| Request |
Reproduce the stretch from "Sheila Kaye-Smith is" through "of the two." in the passage on the novel Susan Spray, word for word.

| Source |
* Begin *

Sheila Kaye-Smith is an author best known for her heartfelt tales of the Sussex countryside, and her love of her native soil pervades the early stages of her 1931 novel, Susan Spray, where the beauties of the natural world and the simple comfort of the soil itself acts as a balm even against the desperate, killing poverty of agricultural life in the 1830s. Indeed, a love of country life may ultimately be the one thing that this work's author and main character have in common. Susan Spray is a very interesting novel, but also a very uncomfortable one. There is a strange but unmistakable sense in this book that Sheila Kaye-Smith and her creation were at war with one another - and an even stranger sense that, in the end, Susan was the stronger of the two.

Although Kaye-Smith understands and depicts her title character with devastating acuteness, it does not seem that she is much in sympathy with Susan or her ambitions. And in fact, Susan is not an easy person to like: with her vanity, her egotism, her capacity for self-delusion and her paper-tiger jealousy of her sister Tamar, it would be easy enough for the reader to hope for and take pleasure in the various falls from grace that punctuate Susan's pursuit of leadership amongst her small religious community.

It is the man who will become Susan's second husband, Charles Clarabut, who provides the touchstone of Susan's character, finding it by accident during their first quarrel and separation, then returning to it deliberately, as a weapon, during the final meltdown of their marriage and their brutal, mutual deconstruction. I forgot how I first met you, travelling first class with a third-class ticket, which is what you've been going ever since, Susan throws at Charles, who retorts with the single word that above all others, cuts Susan to her very soul: humbug. And clearly, Susan is a humbug. Her religiously-tinged dreams are real enough, but her interpretation of them is entirely self-serving; the "visions" with which she impresses and frightens the Brethren are always wonderfully convenient; and her goal of leadership in her community is far more about her own aggrandisement than about serving God.

* End *

| Extracted entries |
* Begin *

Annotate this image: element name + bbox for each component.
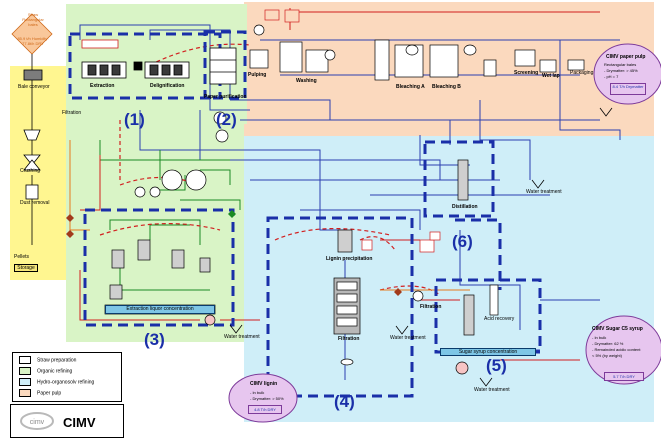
zone-straw-preparation	[10, 66, 68, 280]
straw-storage-box: Storage	[14, 264, 38, 272]
product-lignin-detail-0: - In bulk	[250, 390, 265, 395]
milling-hopper	[23, 129, 41, 141]
section-number-6: (6)	[452, 232, 473, 251]
legend-label: Paper pulp	[37, 390, 62, 397]
footer-brand: CIMV	[63, 415, 96, 430]
product-sugar-detail-3: < 5% (by weight)	[592, 353, 622, 358]
product-paper-pulp-title: CIMV paper pulp	[606, 54, 646, 60]
unit-lignin-precipitation: Lignin precipitation	[326, 256, 373, 262]
section-number-4: (4)	[334, 392, 355, 411]
unit-wet-lap: Wet lap	[542, 73, 560, 79]
pulping-tank	[249, 49, 269, 69]
hydro-equipment	[333, 159, 499, 375]
unit-water-treatment-3: Water treatment	[474, 387, 510, 393]
product-sugar-rate: 5.7 T/h DRY	[604, 372, 644, 381]
unit-water-treatment-1: Water treatment	[224, 334, 260, 340]
straw-block-4: Dust removal	[20, 200, 50, 206]
legend-item: Hydro-organosolv refining	[19, 378, 94, 386]
straw-pellets: Pellets	[14, 254, 30, 260]
feed-moisture: 85.9 t/h Humidity: 77.8t/h DRY	[17, 36, 49, 46]
section-number-5: (5)	[486, 356, 507, 375]
product-paper-pulp-detail-1: - Drymatter: > 45%	[604, 68, 638, 73]
acid-lines	[79, 8, 600, 361]
product-lignin-detail-1: - Drymatter: > 50%	[250, 396, 284, 401]
pulp-equipment	[213, 9, 585, 143]
valve-diamonds	[66, 210, 402, 296]
straw-block-3: Crushing	[20, 168, 41, 174]
straw-block-0: Bale conveyor	[18, 84, 50, 90]
unit-pulping: Pulping	[248, 72, 267, 78]
unit-water-treatment-2: Water treatment	[390, 335, 426, 341]
product-sugar-detail-1: - Drymatter: 62 %	[592, 341, 624, 346]
legend-label: Organic refining	[37, 368, 73, 375]
zone-hydro-organosolv	[244, 136, 654, 422]
product-lignin-title: CIMV lignin	[250, 381, 278, 387]
dust-filter	[25, 184, 39, 200]
unit-extraction: Extraction	[90, 83, 115, 89]
unit-screening: Screening	[514, 70, 539, 76]
unit-packaging: Packaging	[570, 70, 594, 76]
paper-purification-unit	[209, 47, 237, 85]
process-lines	[79, 24, 621, 380]
distillation-column	[457, 159, 469, 201]
unit-filtration: Filtration	[62, 110, 82, 116]
product-sugar-detail-0: - In bulk	[592, 335, 607, 340]
unit-sugar-syrup-concentration: Sugar syrup concentration	[440, 348, 536, 356]
reactors	[81, 39, 237, 85]
unit-water-treatment-4: Water treatment	[526, 189, 562, 195]
unit-filtration-sugar: Filtration	[420, 304, 442, 310]
bale-conveyor	[23, 69, 43, 81]
lignin-precipitation-tank	[337, 229, 353, 253]
section-number-2: (2)	[216, 110, 237, 129]
product-lignin-rate: 4.8 T/h DRY	[248, 405, 282, 414]
acid-dashed-lines	[99, 43, 441, 296]
water-treatment-icons	[229, 107, 613, 387]
unit-washing: Washing	[296, 78, 317, 84]
legend-label: Hydro-organosolv refining	[37, 379, 95, 386]
legend-label: Straw preparation	[37, 357, 77, 364]
logo-text: cimv	[30, 419, 45, 426]
product-paper-pulp-rate: 8.4 T/h Drymatter	[610, 83, 646, 95]
product-paper-pulp-detail-2: - pH = 7	[604, 74, 619, 79]
product-sugar-detail-2: - Remainded acidic content	[592, 347, 641, 352]
legend-item: Straw preparation	[19, 356, 76, 364]
unit-filtration-lignin: Filtration	[338, 336, 360, 342]
section-border-2	[203, 30, 247, 100]
legend: Straw preparation Organic refining Hydro…	[12, 352, 122, 402]
section-border-6	[423, 140, 495, 218]
unit-delignification: Delignification	[150, 83, 185, 89]
unit-extraction-sugar: Extraction liquor concentration	[105, 305, 215, 314]
cimv-logo-icon: cimv	[20, 412, 54, 430]
unit-paper-purification: Paper purification	[204, 94, 247, 100]
section-border-4	[266, 216, 414, 398]
legend-swatch-organic	[19, 367, 31, 375]
legend-swatch-hydro	[19, 378, 31, 386]
sugar-evaporator	[463, 294, 475, 336]
unit-acid-recovery: Acid recovery	[484, 316, 515, 322]
section-number-3: (3)	[144, 330, 165, 349]
legend-swatch-straw	[19, 356, 31, 364]
straw-prep-equipment	[11, 13, 53, 245]
unit-bleaching-b: Bleaching B	[432, 84, 461, 90]
unit-bleaching-a: Bleaching A	[396, 84, 425, 90]
unit-distillation: Distillation	[452, 204, 478, 210]
section-border-3	[83, 208, 235, 327]
legend-swatch-paper	[19, 389, 31, 397]
feed-label: Straw Rectangular bales	[22, 12, 44, 27]
product-paper-pulp-detail-0: Rectangular bales	[604, 62, 637, 67]
legend-item: Organic refining	[19, 367, 72, 375]
footer-logo-block: cimv CIMV	[10, 404, 124, 438]
product-sugar-title: CIMV Sugar C5 syrup	[592, 326, 643, 332]
legend-item: Paper pulp	[19, 389, 61, 397]
section-number-1: (1)	[124, 110, 145, 129]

* End *

| The solution |
Sheila Kaye-Smith is an author best known for her heartfelt tales of the Sussex countryside, and her love of her native soil pervades the early stages of her 1931 novel, Susan Spray, where the beauties of the natural world and the simple comfort of the soil itself acts as a balm even against the desperate, killing poverty of agricultural life in the 1830s. Indeed, a love of country life may ultimately be the one thing that this work's author and main character have in common. Susan Spray is a very interesting novel, but also a very uncomfortable one. There is a strange but unmistakable sense in this book that Sheila Kaye-Smith and her creation were at war with one another - and an even stranger sense that, in the end, Susan was the stronger of the two.